Return every line of the material exactly.

───── Entries provided ─────

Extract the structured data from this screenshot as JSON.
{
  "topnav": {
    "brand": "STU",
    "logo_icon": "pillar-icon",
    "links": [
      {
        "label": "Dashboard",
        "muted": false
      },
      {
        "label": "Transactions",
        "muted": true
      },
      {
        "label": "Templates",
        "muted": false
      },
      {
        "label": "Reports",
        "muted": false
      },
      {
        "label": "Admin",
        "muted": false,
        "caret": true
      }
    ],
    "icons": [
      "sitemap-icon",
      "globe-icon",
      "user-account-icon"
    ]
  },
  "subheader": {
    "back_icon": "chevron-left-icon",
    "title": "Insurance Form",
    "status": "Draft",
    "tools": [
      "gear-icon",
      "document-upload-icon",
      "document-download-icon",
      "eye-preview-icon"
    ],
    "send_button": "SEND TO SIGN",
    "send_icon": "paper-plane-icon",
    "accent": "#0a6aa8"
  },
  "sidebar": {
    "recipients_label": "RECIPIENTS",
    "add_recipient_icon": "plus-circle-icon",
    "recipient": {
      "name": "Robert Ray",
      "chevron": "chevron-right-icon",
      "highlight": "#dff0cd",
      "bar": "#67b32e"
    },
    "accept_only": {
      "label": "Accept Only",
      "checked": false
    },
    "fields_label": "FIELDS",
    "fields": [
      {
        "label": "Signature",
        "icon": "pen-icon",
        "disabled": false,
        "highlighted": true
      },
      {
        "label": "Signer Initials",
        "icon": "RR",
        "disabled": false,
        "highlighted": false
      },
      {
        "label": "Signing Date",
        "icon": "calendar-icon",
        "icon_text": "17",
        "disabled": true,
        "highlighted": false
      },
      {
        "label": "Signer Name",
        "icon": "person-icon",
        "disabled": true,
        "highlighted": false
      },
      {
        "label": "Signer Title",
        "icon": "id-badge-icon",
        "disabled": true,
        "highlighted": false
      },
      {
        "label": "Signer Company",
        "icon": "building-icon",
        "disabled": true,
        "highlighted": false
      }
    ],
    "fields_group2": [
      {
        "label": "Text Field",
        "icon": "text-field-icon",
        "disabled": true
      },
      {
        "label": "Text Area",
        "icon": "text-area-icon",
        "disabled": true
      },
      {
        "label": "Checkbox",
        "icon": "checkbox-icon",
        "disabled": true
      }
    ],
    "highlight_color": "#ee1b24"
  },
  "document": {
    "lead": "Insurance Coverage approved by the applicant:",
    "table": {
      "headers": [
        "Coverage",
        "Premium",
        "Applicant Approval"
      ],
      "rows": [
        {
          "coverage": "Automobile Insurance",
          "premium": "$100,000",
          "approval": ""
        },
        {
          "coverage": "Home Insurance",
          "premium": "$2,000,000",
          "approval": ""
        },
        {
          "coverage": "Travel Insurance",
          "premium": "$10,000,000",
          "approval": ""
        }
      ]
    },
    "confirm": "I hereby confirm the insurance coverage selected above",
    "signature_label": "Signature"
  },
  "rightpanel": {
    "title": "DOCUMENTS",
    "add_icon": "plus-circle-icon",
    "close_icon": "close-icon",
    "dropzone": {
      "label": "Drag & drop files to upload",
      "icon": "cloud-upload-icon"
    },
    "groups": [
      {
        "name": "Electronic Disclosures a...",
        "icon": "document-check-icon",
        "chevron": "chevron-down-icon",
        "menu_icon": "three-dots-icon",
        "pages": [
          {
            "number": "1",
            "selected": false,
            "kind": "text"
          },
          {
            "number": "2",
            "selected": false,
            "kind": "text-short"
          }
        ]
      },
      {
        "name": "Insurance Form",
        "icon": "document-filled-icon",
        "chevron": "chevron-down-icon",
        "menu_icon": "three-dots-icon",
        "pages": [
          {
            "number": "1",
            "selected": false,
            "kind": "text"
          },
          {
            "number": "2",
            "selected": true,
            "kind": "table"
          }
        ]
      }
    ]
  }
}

─────

**Answer to the problem**
Extract the structured data from this screenshot as JSON.
{
  "topnav": {
    "brand": "STU",
    "logo_icon": "pillar-icon",
    "links": [
      {
        "label": "Dashboard",
        "muted": false
      },
      {
        "label": "Transactions",
        "muted": true
      },
      {
        "label": "Templates",
        "muted": false
      },
      {
        "label": "Reports",
        "muted": false
      },
      {
        "label": "Admin",
        "muted": false,
        "caret": true
      }
    ],
    "icons": [
      "sitemap-icon",
      "globe-icon",
      "user-account-icon"
    ]
  },
  "subheader": {
    "back_icon": "chevron-left-icon",
    "title": "Insurance Form",
    "status": "Draft",
    "tools": [
      "gear-icon",
      "document-upload-icon",
      "document-download-icon",
      "eye-preview-icon"
    ],
    "send_button": "SEND TO SIGN",
    "send_icon": "paper-plane-icon",
    "accent": "#0a6aa8"
  },
  "sidebar": {
    "recipients_label": "RECIPIENTS",
    "add_recipient_icon": "plus-circle-icon",
    "recipient": {
      "name": "Robert Ray",
      "chevron": "chevron-right-icon",
      "highlight": "#dff0cd",
      "bar": "#67b32e"
    },
    "accept_only": {
      "label": "Accept Only",
      "checked": false
    },
    "fields_label": "FIELDS",
    "fields": [
      {
        "label": "Signature",
        "icon": "pen-icon",
        "disabled": false,
        "highlighted": true
      },
      {
        "label": "Signer Initials",
        "icon": "RR",
        "disabled": false,
        "highlighted": false
      },
      {
        "label": "Signing Date",
        "icon": "calendar-icon",
        "icon_text": "17",
        "disabled": true,
        "highlighted": false
      },
      {
        "label": "Signer Name",
        "icon": "person-icon",
        "disabled": true,
        "highlighted": false
      },
      {
        "label": "Signer Title",
        "icon": "id-badge-icon",
        "disabled": true,
        "highlighted": false
      },
      {
        "label": "Signer Company",
        "icon": "building-icon",
        "disabled": true,
        "highlighted": false
      }
    ],
    "fields_group2": [
      {
        "label": "Text Field",
        "icon": "text-field-icon",
        "disabled": true
      },
      {
        "label": "Text Area",
        "icon": "text-area-icon",
        "disabled": true
      },
      {
        "label": "Checkbox",
        "icon": "checkbox-icon",
        "disabled": true
      }
    ],
    "highlight_color": "#ee1b24"
  },
  "document": {
    "lead": "Insurance Coverage approved by the applicant:",
    "table": {
      "headers": [
        "Coverage",
        "Premium",
        "Applicant Approval"
      ],
      "rows": [
        {
          "coverage": "Automobile Insurance",
          "premium": "$100,000",
          "approval": ""
        },
        {
          "coverage": "Home Insurance",
          "premium": "$2,000,000",
          "approval": ""
        },
        {
          "coverage": "Travel Insurance",
          "premium": "$10,000,000",
          "approval": ""
        }
      ]
    },
    "confirm": "I hereby confirm the insurance coverage selected above",
    "signature_label": "Signature"
  },
  "rightpanel": {
    "title": "DOCUMENTS",
    "add_icon": "plus-circle-icon",
    "close_icon": "close-icon",
    "dropzone": {
      "label": "Drag & drop files to upload",
      "icon": "cloud-upload-icon"
    },
    "groups": [
      {
        "name": "Electronic Disclosures a...",
        "icon": "document-check-icon",
        "chevron": "chevron-down-icon",
        "menu_icon": "three-dots-icon",
        "pages": [
          {
            "number": "1",
            "selected": false,
            "kind": "text"
          },
          {
            "number": "2",
            "selected": false,
            "kind": "text-short"
          }
        ]
      },
      {
        "name": "Insurance Form",
        "icon": "document-filled-icon",
        "chevron": "chevron-down-icon",
        "menu_icon": "three-dots-icon",
        "pages": [
          {
            "number": "1",
            "selected": false,
            "kind": "text"
          },
          {
            "number": "2",
            "selected": true,
            "kind": "table"
          }
        ]
      }
    ]
  }
}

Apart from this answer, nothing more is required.